Stored items from a collection

* begin *

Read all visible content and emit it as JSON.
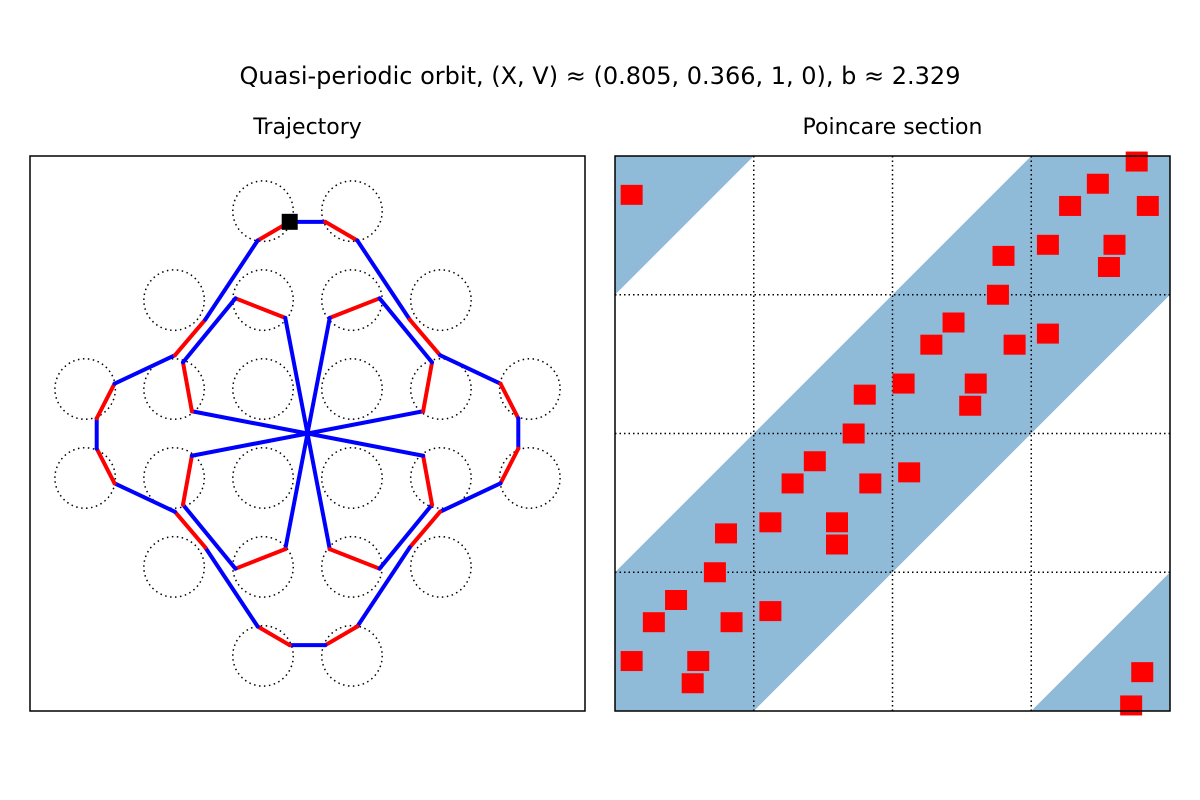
{
  "title": "Quasi-periodic orbit,  (X, V) ≈ (0.805, 0.366, 1, 0), b ≈ 2.329",
  "chart_data": [
    {
      "type": "line",
      "title": "Trajectory",
      "xlim": [
        -3.12,
        3.12
      ],
      "ylim": [
        -3.12,
        3.12
      ],
      "obstacles": {
        "x": [
          -0.5,
          0.5,
          -1.5,
          -0.5,
          0.5,
          1.5,
          -2.5,
          -1.5,
          -0.5,
          0.5,
          1.5,
          2.5,
          -2.5,
          -1.5,
          -0.5,
          0.5,
          1.5,
          2.5,
          -1.5,
          -0.5,
          0.5,
          1.5,
          -0.5,
          0.5
        ],
        "y": [
          2.5,
          2.5,
          1.5,
          1.5,
          1.5,
          1.5,
          0.5,
          0.5,
          0.5,
          0.5,
          0.5,
          0.5,
          -0.5,
          -0.5,
          -0.5,
          -0.5,
          -0.5,
          -0.5,
          -1.5,
          -1.5,
          -1.5,
          -1.5,
          -2.5,
          -2.5
        ],
        "radius": 0.34
      },
      "trajectory": {
        "x": [
          -0.56,
          -0.2,
          0.2,
          0.56,
          1.15,
          1.49,
          2.17,
          2.37,
          2.37,
          2.17,
          1.49,
          1.15,
          0.56,
          0.2,
          -0.2,
          -0.56,
          -1.15,
          -1.49,
          -2.17,
          -2.37,
          -2.37,
          -2.17,
          -1.49,
          -1.15,
          -0.56,
          null,
          -0.81,
          -0.25,
          0.25,
          0.81,
          1.4,
          1.3,
          -1.3,
          -1.4,
          -0.81,
          null,
          0.81,
          0.25,
          -0.25,
          -0.81,
          -1.4,
          -1.3,
          1.3,
          1.4,
          0.81
        ],
        "y": [
          2.17,
          2.38,
          2.38,
          2.17,
          1.28,
          0.88,
          0.56,
          0.17,
          -0.17,
          -0.56,
          -0.88,
          -1.28,
          -2.17,
          -2.38,
          -2.38,
          -2.17,
          -1.28,
          -0.88,
          -0.56,
          -0.17,
          0.17,
          0.56,
          0.88,
          1.28,
          2.17,
          null,
          1.52,
          1.3,
          -1.3,
          -1.52,
          -0.8,
          -0.25,
          0.25,
          0.8,
          1.52,
          null,
          1.52,
          1.3,
          -1.3,
          -1.52,
          -0.8,
          -0.25,
          0.25,
          0.8,
          1.52
        ],
        "segment_colors": [
          "#ff0000",
          "#0000ff",
          "#ff0000",
          "#0000ff",
          "#ff0000",
          "#0000ff",
          "#ff0000",
          "#0000ff",
          "#ff0000",
          "#0000ff",
          "#ff0000",
          "#0000ff",
          "#ff0000",
          "#0000ff",
          "#ff0000",
          "#0000ff",
          "#ff0000",
          "#0000ff",
          "#ff0000",
          "#0000ff",
          "#ff0000",
          "#0000ff",
          "#ff0000",
          "#0000ff",
          null,
          null,
          "#ff0000",
          "#0000ff",
          "#ff0000",
          "#0000ff",
          "#ff0000",
          "#0000ff",
          "#ff0000",
          "#0000ff",
          null,
          null,
          "#ff0000",
          "#0000ff",
          "#ff0000",
          "#0000ff",
          "#ff0000",
          "#0000ff",
          "#ff0000",
          "#0000ff"
        ]
      },
      "start": {
        "x": -0.2,
        "y": 2.38,
        "color": "#000000"
      }
    },
    {
      "type": "scatter",
      "title": "Poincare section",
      "xlim": [
        0,
        1
      ],
      "ylim": [
        0,
        1
      ],
      "xgrid": [
        0.25,
        0.5,
        0.75
      ],
      "ygrid": [
        0.25,
        0.5,
        0.75
      ],
      "band": {
        "half_width": 0.25,
        "color": "#8fbbd9"
      },
      "color": "#ff0000",
      "x": [
        0.03,
        0.94,
        0.87,
        0.82,
        0.96,
        0.78,
        0.9,
        0.7,
        0.89,
        0.69,
        0.61,
        0.57,
        0.72,
        0.78,
        0.52,
        0.65,
        0.45,
        0.64,
        0.43,
        0.53,
        0.36,
        0.32,
        0.46,
        0.2,
        0.28,
        0.4,
        0.4,
        0.18,
        0.11,
        0.28,
        0.07,
        0.21,
        0.03,
        0.15,
        0.14,
        0.95,
        0.93
      ],
      "y": [
        0.93,
        0.99,
        0.95,
        0.91,
        0.91,
        0.84,
        0.84,
        0.82,
        0.8,
        0.75,
        0.7,
        0.66,
        0.66,
        0.68,
        0.59,
        0.59,
        0.57,
        0.55,
        0.5,
        0.43,
        0.45,
        0.41,
        0.41,
        0.32,
        0.34,
        0.34,
        0.3,
        0.25,
        0.2,
        0.18,
        0.16,
        0.16,
        0.09,
        0.09,
        0.05,
        0.07,
        0.01
      ]
    }
  ]
}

* end *

Job
Quote the material word for word, dropping any images it holds.

Exercise result
Read all visible content and emit it as JSON.
{
  "title": "Quasi-periodic orbit,  (X, V) ≈ (0.805, 0.366, 1, 0), b ≈ 2.329",
  "chart_data": [
    {
      "type": "line",
      "title": "Trajectory",
      "xlim": [
        -3.12,
        3.12
      ],
      "ylim": [
        -3.12,
        3.12
      ],
      "obstacles": {
        "x": [
          -0.5,
          0.5,
          -1.5,
          -0.5,
          0.5,
          1.5,
          -2.5,
          -1.5,
          -0.5,
          0.5,
          1.5,
          2.5,
          -2.5,
          -1.5,
          -0.5,
          0.5,
          1.5,
          2.5,
          -1.5,
          -0.5,
          0.5,
          1.5,
          -0.5,
          0.5
        ],
        "y": [
          2.5,
          2.5,
          1.5,
          1.5,
          1.5,
          1.5,
          0.5,
          0.5,
          0.5,
          0.5,
          0.5,
          0.5,
          -0.5,
          -0.5,
          -0.5,
          -0.5,
          -0.5,
          -0.5,
          -1.5,
          -1.5,
          -1.5,
          -1.5,
          -2.5,
          -2.5
        ],
        "radius": 0.34
      },
      "trajectory": {
        "x": [
          -0.56,
          -0.2,
          0.2,
          0.56,
          1.15,
          1.49,
          2.17,
          2.37,
          2.37,
          2.17,
          1.49,
          1.15,
          0.56,
          0.2,
          -0.2,
          -0.56,
          -1.15,
          -1.49,
          -2.17,
          -2.37,
          -2.37,
          -2.17,
          -1.49,
          -1.15,
          -0.56,
          null,
          -0.81,
          -0.25,
          0.25,
          0.81,
          1.4,
          1.3,
          -1.3,
          -1.4,
          -0.81,
          null,
          0.81,
          0.25,
          -0.25,
          -0.81,
          -1.4,
          -1.3,
          1.3,
          1.4,
          0.81
        ],
        "y": [
          2.17,
          2.38,
          2.38,
          2.17,
          1.28,
          0.88,
          0.56,
          0.17,
          -0.17,
          -0.56,
          -0.88,
          -1.28,
          -2.17,
          -2.38,
          -2.38,
          -2.17,
          -1.28,
          -0.88,
          -0.56,
          -0.17,
          0.17,
          0.56,
          0.88,
          1.28,
          2.17,
          null,
          1.52,
          1.3,
          -1.3,
          -1.52,
          -0.8,
          -0.25,
          0.25,
          0.8,
          1.52,
          null,
          1.52,
          1.3,
          -1.3,
          -1.52,
          -0.8,
          -0.25,
          0.25,
          0.8,
          1.52
        ],
        "segment_colors": [
          "#ff0000",
          "#0000ff",
          "#ff0000",
          "#0000ff",
          "#ff0000",
          "#0000ff",
          "#ff0000",
          "#0000ff",
          "#ff0000",
          "#0000ff",
          "#ff0000",
          "#0000ff",
          "#ff0000",
          "#0000ff",
          "#ff0000",
          "#0000ff",
          "#ff0000",
          "#0000ff",
          "#ff0000",
          "#0000ff",
          "#ff0000",
          "#0000ff",
          "#ff0000",
          "#0000ff",
          null,
          null,
          "#ff0000",
          "#0000ff",
          "#ff0000",
          "#0000ff",
          "#ff0000",
          "#0000ff",
          "#ff0000",
          "#0000ff",
          null,
          null,
          "#ff0000",
          "#0000ff",
          "#ff0000",
          "#0000ff",
          "#ff0000",
          "#0000ff",
          "#ff0000",
          "#0000ff"
        ]
      },
      "start": {
        "x": -0.2,
        "y": 2.38,
        "color": "#000000"
      }
    },
    {
      "type": "scatter",
      "title": "Poincare section",
      "xlim": [
        0,
        1
      ],
      "ylim": [
        0,
        1
      ],
      "xgrid": [
        0.25,
        0.5,
        0.75
      ],
      "ygrid": [
        0.25,
        0.5,
        0.75
      ],
      "band": {
        "half_width": 0.25,
        "color": "#8fbbd9"
      },
      "color": "#ff0000",
      "x": [
        0.03,
        0.94,
        0.87,
        0.82,
        0.96,
        0.78,
        0.9,
        0.7,
        0.89,
        0.69,
        0.61,
        0.57,
        0.72,
        0.78,
        0.52,
        0.65,
        0.45,
        0.64,
        0.43,
        0.53,
        0.36,
        0.32,
        0.46,
        0.2,
        0.28,
        0.4,
        0.4,
        0.18,
        0.11,
        0.28,
        0.07,
        0.21,
        0.03,
        0.15,
        0.14,
        0.95,
        0.93
      ],
      "y": [
        0.93,
        0.99,
        0.95,
        0.91,
        0.91,
        0.84,
        0.84,
        0.82,
        0.8,
        0.75,
        0.7,
        0.66,
        0.66,
        0.68,
        0.59,
        0.59,
        0.57,
        0.55,
        0.5,
        0.43,
        0.45,
        0.41,
        0.41,
        0.32,
        0.34,
        0.34,
        0.3,
        0.25,
        0.2,
        0.18,
        0.16,
        0.16,
        0.09,
        0.09,
        0.05,
        0.07,
        0.01
      ]
    }
  ]
}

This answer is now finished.